(Excerpted data begins)

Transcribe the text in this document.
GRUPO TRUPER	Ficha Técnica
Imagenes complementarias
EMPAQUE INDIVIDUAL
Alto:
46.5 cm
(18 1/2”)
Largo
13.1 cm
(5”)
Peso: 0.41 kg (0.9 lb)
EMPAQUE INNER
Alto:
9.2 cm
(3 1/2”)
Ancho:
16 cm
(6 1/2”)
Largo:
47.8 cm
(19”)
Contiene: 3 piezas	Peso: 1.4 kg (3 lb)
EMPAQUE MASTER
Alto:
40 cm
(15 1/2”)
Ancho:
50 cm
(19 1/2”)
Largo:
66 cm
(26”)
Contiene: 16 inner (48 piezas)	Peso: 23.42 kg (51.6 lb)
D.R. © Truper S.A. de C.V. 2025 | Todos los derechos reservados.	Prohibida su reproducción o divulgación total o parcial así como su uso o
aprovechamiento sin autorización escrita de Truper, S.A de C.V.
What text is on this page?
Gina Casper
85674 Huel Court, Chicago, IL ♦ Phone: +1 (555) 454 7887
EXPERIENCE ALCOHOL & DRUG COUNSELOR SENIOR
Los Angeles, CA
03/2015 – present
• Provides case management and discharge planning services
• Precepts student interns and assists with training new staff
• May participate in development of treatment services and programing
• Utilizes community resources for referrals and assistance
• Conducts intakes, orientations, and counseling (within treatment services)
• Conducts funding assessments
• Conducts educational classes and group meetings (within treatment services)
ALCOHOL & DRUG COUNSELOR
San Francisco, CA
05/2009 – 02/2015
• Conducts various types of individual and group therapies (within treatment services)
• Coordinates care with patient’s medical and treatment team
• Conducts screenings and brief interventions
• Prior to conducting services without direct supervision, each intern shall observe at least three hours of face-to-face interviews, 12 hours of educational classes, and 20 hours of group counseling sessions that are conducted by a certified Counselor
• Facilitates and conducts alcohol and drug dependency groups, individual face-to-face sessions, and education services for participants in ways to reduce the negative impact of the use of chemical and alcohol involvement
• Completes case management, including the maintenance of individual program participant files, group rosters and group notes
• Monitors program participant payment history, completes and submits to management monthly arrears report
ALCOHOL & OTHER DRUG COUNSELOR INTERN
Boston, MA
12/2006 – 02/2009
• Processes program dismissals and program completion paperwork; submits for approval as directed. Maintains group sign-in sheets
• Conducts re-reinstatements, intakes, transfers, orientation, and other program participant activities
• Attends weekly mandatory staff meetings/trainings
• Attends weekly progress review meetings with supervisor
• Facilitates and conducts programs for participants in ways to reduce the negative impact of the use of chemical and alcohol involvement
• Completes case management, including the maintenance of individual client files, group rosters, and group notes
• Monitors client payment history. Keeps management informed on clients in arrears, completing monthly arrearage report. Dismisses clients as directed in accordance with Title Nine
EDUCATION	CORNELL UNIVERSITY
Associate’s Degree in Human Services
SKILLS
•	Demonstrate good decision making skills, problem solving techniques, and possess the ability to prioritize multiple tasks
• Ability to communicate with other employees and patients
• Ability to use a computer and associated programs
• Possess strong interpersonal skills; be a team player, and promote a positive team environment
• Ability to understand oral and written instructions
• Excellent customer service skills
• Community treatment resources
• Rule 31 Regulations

(Excerpted data ends)

◆ To do
Transcribe the data above in full, exactly as it appears.

◆ Answer section
Transcribe the text in this document.
GRUPO TRUPER	Ficha Técnica
Imagenes complementarias
EMPAQUE INDIVIDUAL
Alto:
46.5 cm
(18 1/2”)
Largo
13.1 cm
(5”)
Peso: 0.41 kg (0.9 lb)
EMPAQUE INNER
Alto:
9.2 cm
(3 1/2”)
Ancho:
16 cm
(6 1/2”)
Largo:
47.8 cm
(19”)
Contiene: 3 piezas	Peso: 1.4 kg (3 lb)
EMPAQUE MASTER
Alto:
40 cm
(15 1/2”)
Ancho:
50 cm
(19 1/2”)
Largo:
66 cm
(26”)
Contiene: 16 inner (48 piezas)	Peso: 23.42 kg (51.6 lb)
D.R. © Truper S.A. de C.V. 2025 | Todos los derechos reservados.	Prohibida su reproducción o divulgación total o parcial así como su uso o
aprovechamiento sin autorización escrita de Truper, S.A de C.V.
What text is on this page?
Gina Casper
85674 Huel Court, Chicago, IL ♦ Phone: +1 (555) 454 7887
EXPERIENCE ALCOHOL & DRUG COUNSELOR SENIOR
Los Angeles, CA
03/2015 – present
• Provides case management and discharge planning services
• Precepts student interns and assists with training new staff
• May participate in development of treatment services and programing
• Utilizes community resources for referrals and assistance
• Conducts intakes, orientations, and counseling (within treatment services)
• Conducts funding assessments
• Conducts educational classes and group meetings (within treatment services)
ALCOHOL & DRUG COUNSELOR
San Francisco, CA
05/2009 – 02/2015
• Conducts various types of individual and group therapies (within treatment services)
• Coordinates care with patient’s medical and treatment team
• Conducts screenings and brief interventions
• Prior to conducting services without direct supervision, each intern shall observe at least three hours of face-to-face interviews, 12 hours of educational classes, and 20 hours of group counseling sessions that are conducted by a certified Counselor
• Facilitates and conducts alcohol and drug dependency groups, individual face-to-face sessions, and education services for participants in ways to reduce the negative impact of the use of chemical and alcohol involvement
• Completes case management, including the maintenance of individual program participant files, group rosters and group notes
• Monitors program participant payment history, completes and submits to management monthly arrears report
ALCOHOL & OTHER DRUG COUNSELOR INTERN
Boston, MA
12/2006 – 02/2009
• Processes program dismissals and program completion paperwork; submits for approval as directed. Maintains group sign-in sheets
• Conducts re-reinstatements, intakes, transfers, orientation, and other program participant activities
• Attends weekly mandatory staff meetings/trainings
• Attends weekly progress review meetings with supervisor
• Facilitates and conducts programs for participants in ways to reduce the negative impact of the use of chemical and alcohol involvement
• Completes case management, including the maintenance of individual client files, group rosters, and group notes
• Monitors client payment history. Keeps management informed on clients in arrears, completing monthly arrearage report. Dismisses clients as directed in accordance with Title Nine
EDUCATION	CORNELL UNIVERSITY
Associate’s Degree in Human Services
SKILLS
•	Demonstrate good decision making skills, problem solving techniques, and possess the ability to prioritize multiple tasks
• Ability to communicate with other employees and patients
• Ability to use a computer and associated programs
• Possess strong interpersonal skills; be a team player, and promote a positive team environment
• Ability to understand oral and written instructions
• Excellent customer service skills
• Community treatment resources
• Rule 31 Regulations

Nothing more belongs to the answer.